* [MATERIALS PROVIDED]:
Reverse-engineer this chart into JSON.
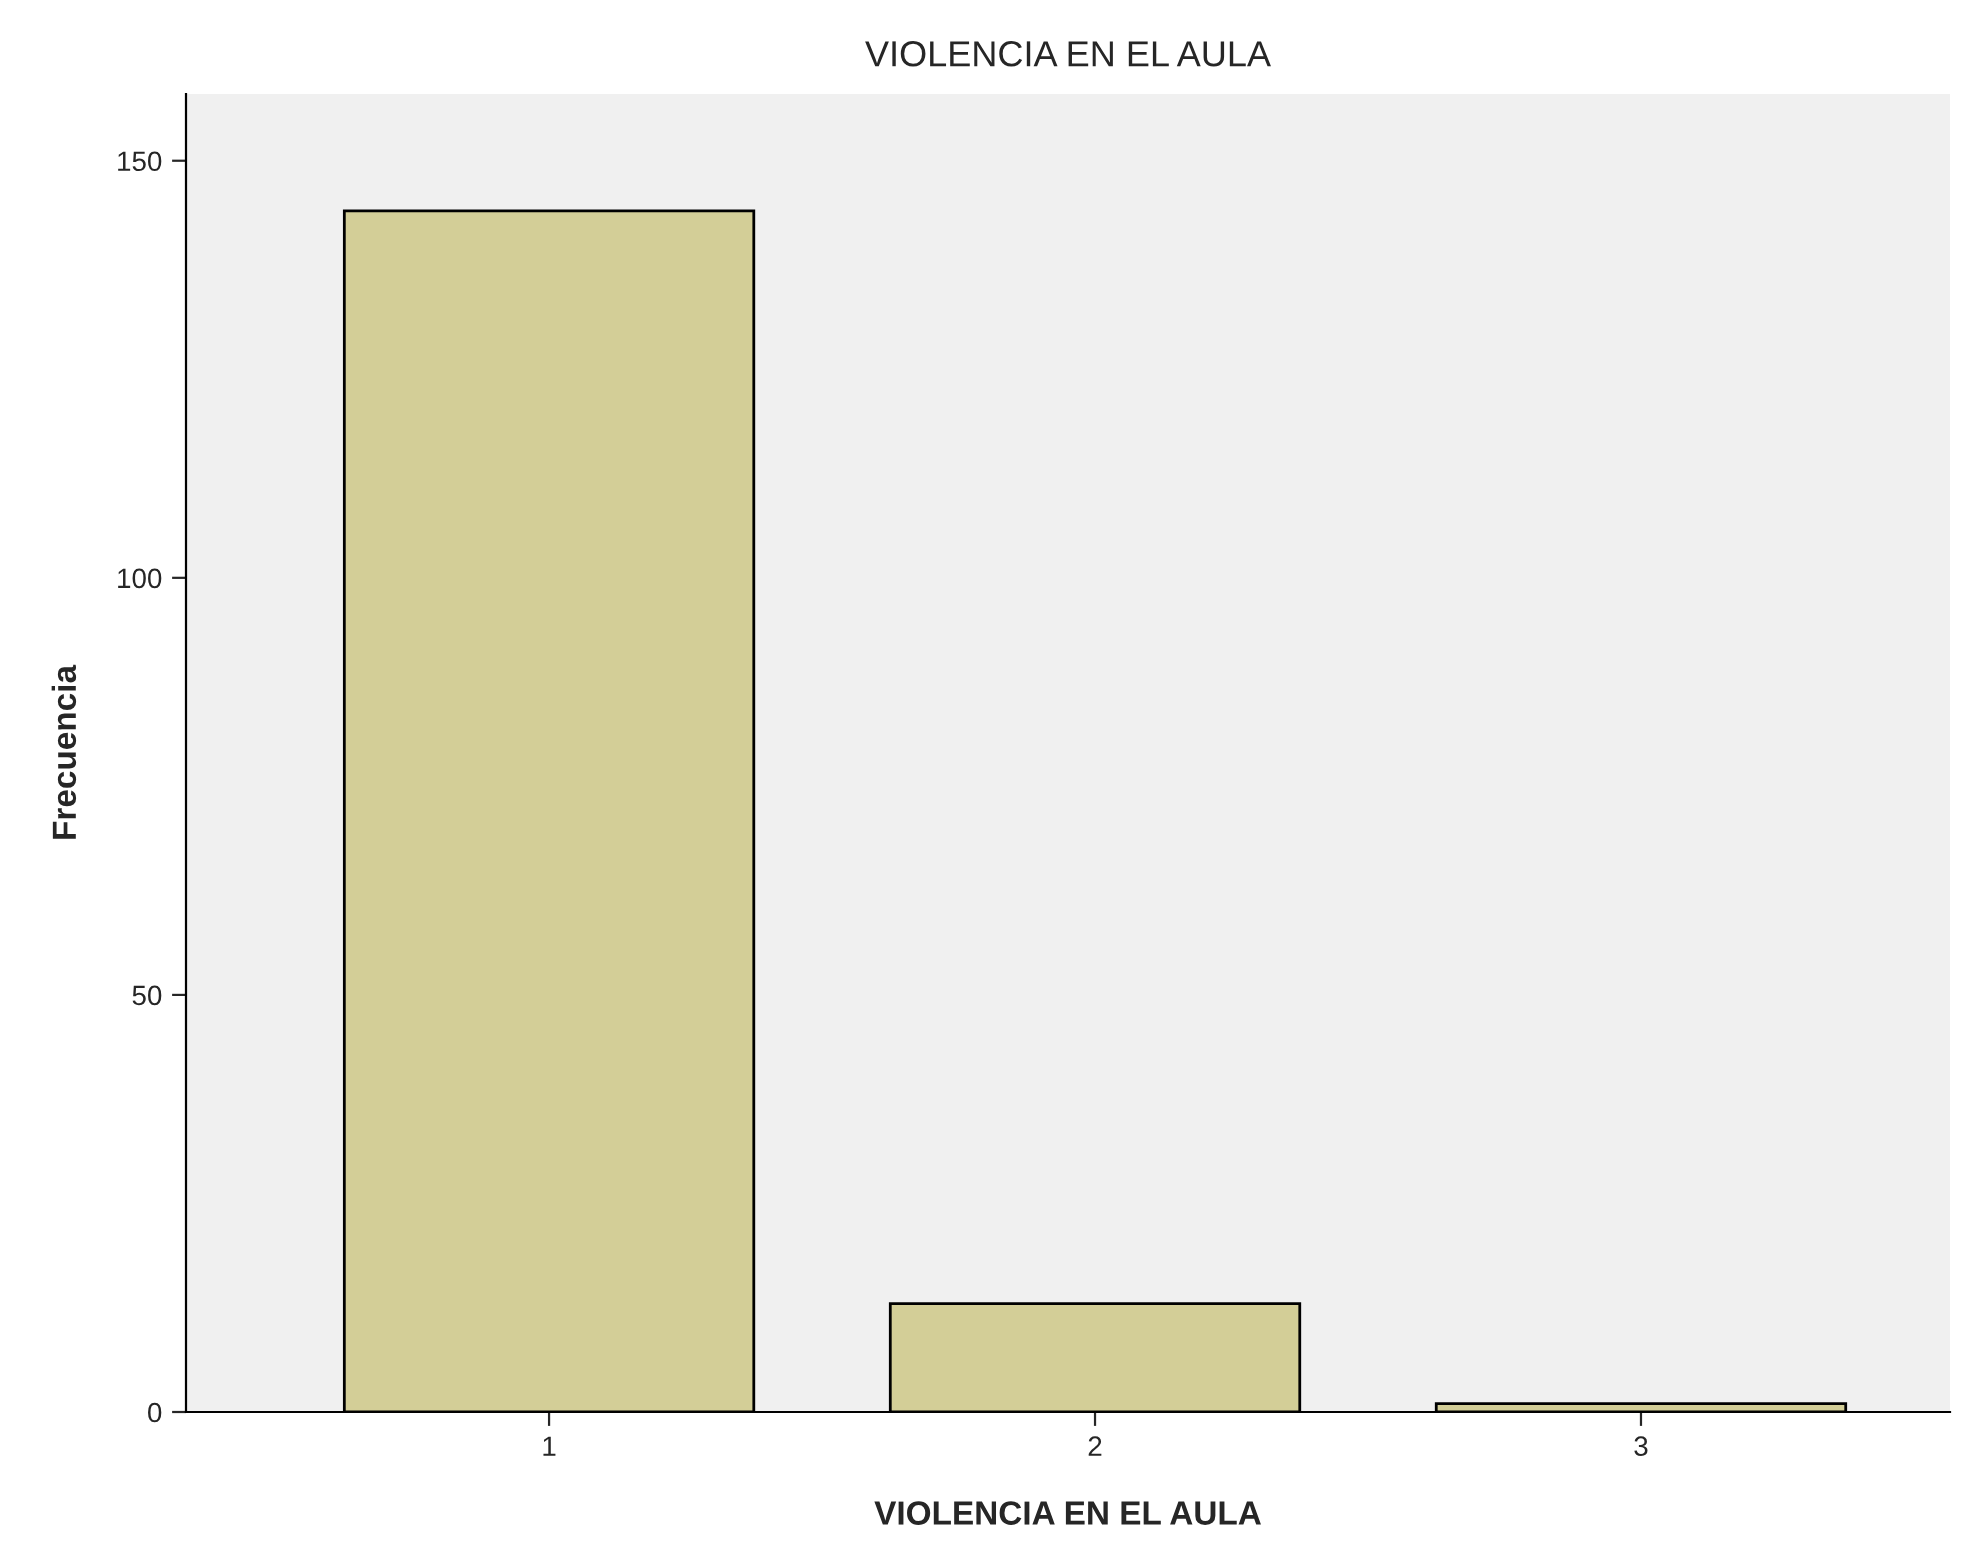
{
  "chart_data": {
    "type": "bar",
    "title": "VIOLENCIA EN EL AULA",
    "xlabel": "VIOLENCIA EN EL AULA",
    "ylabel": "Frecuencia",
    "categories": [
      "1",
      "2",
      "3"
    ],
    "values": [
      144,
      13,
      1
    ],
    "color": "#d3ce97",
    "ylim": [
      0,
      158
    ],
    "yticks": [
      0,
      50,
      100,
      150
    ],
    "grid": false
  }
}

* [TASK]:
Isolate each line of the listing above that includes "AULA". Copy it.

* [FULL ANSWER]:
    "title": "VIOLENCIA EN EL AULA",
    "xlabel": "VIOLENCIA EN EL AULA",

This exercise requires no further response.